=== Available data ===
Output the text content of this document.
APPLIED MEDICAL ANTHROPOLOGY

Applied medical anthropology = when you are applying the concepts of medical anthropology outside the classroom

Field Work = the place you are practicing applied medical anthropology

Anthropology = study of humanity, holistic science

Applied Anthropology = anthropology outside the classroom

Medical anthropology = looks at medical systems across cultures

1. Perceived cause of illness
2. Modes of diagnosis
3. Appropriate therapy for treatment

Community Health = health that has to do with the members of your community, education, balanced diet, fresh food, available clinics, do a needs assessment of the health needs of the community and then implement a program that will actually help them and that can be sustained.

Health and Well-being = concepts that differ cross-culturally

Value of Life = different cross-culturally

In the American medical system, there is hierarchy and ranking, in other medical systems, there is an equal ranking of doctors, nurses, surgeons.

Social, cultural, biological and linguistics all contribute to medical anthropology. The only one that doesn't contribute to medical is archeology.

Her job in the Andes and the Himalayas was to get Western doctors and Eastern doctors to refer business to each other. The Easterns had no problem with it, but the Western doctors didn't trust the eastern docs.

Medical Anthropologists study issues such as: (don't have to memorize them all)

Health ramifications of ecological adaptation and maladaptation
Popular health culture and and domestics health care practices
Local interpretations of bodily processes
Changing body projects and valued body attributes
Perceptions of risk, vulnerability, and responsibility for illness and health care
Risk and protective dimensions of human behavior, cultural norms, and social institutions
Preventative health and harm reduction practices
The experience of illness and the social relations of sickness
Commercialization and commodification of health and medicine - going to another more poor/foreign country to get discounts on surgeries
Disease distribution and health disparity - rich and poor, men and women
===
• [Exercise objective] Reproduce the full listing above, character for character.

• [Response to this task]
Output the text content of this document.
APPLIED MEDICAL ANTHROPOLOGY

Applied medical anthropology = when you are applying the concepts of medical anthropology outside the classroom

Field Work = the place you are practicing applied medical anthropology

Anthropology = study of humanity, holistic science

Applied Anthropology = anthropology outside the classroom

Medical anthropology = looks at medical systems across cultures

1. Perceived cause of illness
2. Modes of diagnosis
3. Appropriate therapy for treatment

Community Health = health that has to do with the members of your community, education, balanced diet, fresh food, available clinics, do a needs assessment of the health needs of the community and then implement a program that will actually help them and that can be sustained.

Health and Well-being = concepts that differ cross-culturally

Value of Life = different cross-culturally

In the American medical system, there is hierarchy and ranking, in other medical systems, there is an equal ranking of doctors, nurses, surgeons.

Social, cultural, biological and linguistics all contribute to medical anthropology. The only one that doesn't contribute to medical is archeology.

Her job in the Andes and the Himalayas was to get Western doctors and Eastern doctors to refer business to each other. The Easterns had no problem with it, but the Western doctors didn't trust the eastern docs.

Medical Anthropologists study issues such as: (don't have to memorize them all)

Health ramifications of ecological adaptation and maladaptation
Popular health culture and and domestics health care practices
Local interpretations of bodily processes
Changing body projects and valued body attributes
Perceptions of risk, vulnerability, and responsibility for illness and health care
Risk and protective dimensions of human behavior, cultural norms, and social institutions
Preventative health and harm reduction practices
The experience of illness and the social relations of sickness
Commercialization and commodification of health and medicine - going to another more poor/foreign country to get discounts on surgeries
Disease distribution and health disparity - rich and poor, men and women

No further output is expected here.